> [To be done]:
Write the material out again in full, word for word. Do not include the pictures.
*** Data for this task
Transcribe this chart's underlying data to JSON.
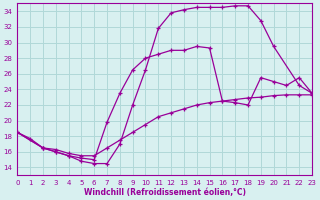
{
  "xlabel": "Windchill (Refroidissement éolien,°C)",
  "bg_color": "#d8f0f0",
  "grid_color": "#b0d8d8",
  "line_color": "#990099",
  "xlim": [
    0,
    23
  ],
  "ylim": [
    13,
    35
  ],
  "yticks": [
    14,
    16,
    18,
    20,
    22,
    24,
    26,
    28,
    30,
    32,
    34
  ],
  "xticks": [
    0,
    1,
    2,
    3,
    4,
    5,
    6,
    7,
    8,
    9,
    10,
    11,
    12,
    13,
    14,
    15,
    16,
    17,
    18,
    19,
    20,
    21,
    22,
    23
  ],
  "line1_x": [
    0,
    1,
    2,
    3,
    4,
    5,
    6,
    7,
    8,
    9,
    10,
    11,
    12,
    13,
    14,
    15,
    16,
    17,
    18,
    19,
    20,
    21,
    22,
    23
  ],
  "line1_y": [
    18.5,
    17.7,
    16.5,
    16.3,
    15.8,
    15.5,
    15.5,
    16.5,
    17.5,
    18.5,
    19.5,
    20.5,
    21.0,
    21.5,
    22.0,
    22.3,
    22.5,
    22.7,
    22.9,
    23.0,
    23.2,
    23.3,
    23.3,
    23.3
  ],
  "line2_x": [
    0,
    2,
    3,
    4,
    5,
    6,
    7,
    8,
    9,
    10,
    11,
    12,
    13,
    14,
    15,
    16,
    17,
    18,
    19,
    20,
    21,
    22,
    23
  ],
  "line2_y": [
    18.5,
    16.5,
    16.0,
    15.5,
    15.2,
    15.0,
    19.8,
    23.5,
    26.5,
    28.0,
    28.5,
    29.0,
    29.0,
    29.5,
    29.3,
    22.5,
    22.3,
    22.0,
    25.5,
    25.0,
    24.5,
    25.5,
    23.5
  ],
  "line3_x": [
    0,
    2,
    3,
    4,
    5,
    6,
    7,
    8,
    9,
    10,
    11,
    12,
    13,
    14,
    15,
    16,
    17,
    18,
    19,
    20,
    22,
    23
  ],
  "line3_y": [
    18.5,
    16.5,
    16.0,
    15.5,
    14.8,
    14.5,
    14.5,
    17.0,
    22.0,
    26.5,
    31.8,
    33.8,
    34.2,
    34.5,
    34.5,
    34.5,
    34.7,
    34.7,
    32.8,
    29.5,
    24.5,
    23.5
  ]
}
******
> [Written response]:
Transcribe this chart's underlying data to JSON.
{
  "xlabel": "Windchill (Refroidissement éolien,°C)",
  "bg_color": "#d8f0f0",
  "grid_color": "#b0d8d8",
  "line_color": "#990099",
  "xlim": [
    0,
    23
  ],
  "ylim": [
    13,
    35
  ],
  "yticks": [
    14,
    16,
    18,
    20,
    22,
    24,
    26,
    28,
    30,
    32,
    34
  ],
  "xticks": [
    0,
    1,
    2,
    3,
    4,
    5,
    6,
    7,
    8,
    9,
    10,
    11,
    12,
    13,
    14,
    15,
    16,
    17,
    18,
    19,
    20,
    21,
    22,
    23
  ],
  "line1_x": [
    0,
    1,
    2,
    3,
    4,
    5,
    6,
    7,
    8,
    9,
    10,
    11,
    12,
    13,
    14,
    15,
    16,
    17,
    18,
    19,
    20,
    21,
    22,
    23
  ],
  "line1_y": [
    18.5,
    17.7,
    16.5,
    16.3,
    15.8,
    15.5,
    15.5,
    16.5,
    17.5,
    18.5,
    19.5,
    20.5,
    21.0,
    21.5,
    22.0,
    22.3,
    22.5,
    22.7,
    22.9,
    23.0,
    23.2,
    23.3,
    23.3,
    23.3
  ],
  "line2_x": [
    0,
    2,
    3,
    4,
    5,
    6,
    7,
    8,
    9,
    10,
    11,
    12,
    13,
    14,
    15,
    16,
    17,
    18,
    19,
    20,
    21,
    22,
    23
  ],
  "line2_y": [
    18.5,
    16.5,
    16.0,
    15.5,
    15.2,
    15.0,
    19.8,
    23.5,
    26.5,
    28.0,
    28.5,
    29.0,
    29.0,
    29.5,
    29.3,
    22.5,
    22.3,
    22.0,
    25.5,
    25.0,
    24.5,
    25.5,
    23.5
  ],
  "line3_x": [
    0,
    2,
    3,
    4,
    5,
    6,
    7,
    8,
    9,
    10,
    11,
    12,
    13,
    14,
    15,
    16,
    17,
    18,
    19,
    20,
    22,
    23
  ],
  "line3_y": [
    18.5,
    16.5,
    16.0,
    15.5,
    14.8,
    14.5,
    14.5,
    17.0,
    22.0,
    26.5,
    31.8,
    33.8,
    34.2,
    34.5,
    34.5,
    34.5,
    34.7,
    34.7,
    32.8,
    29.5,
    24.5,
    23.5
  ]
}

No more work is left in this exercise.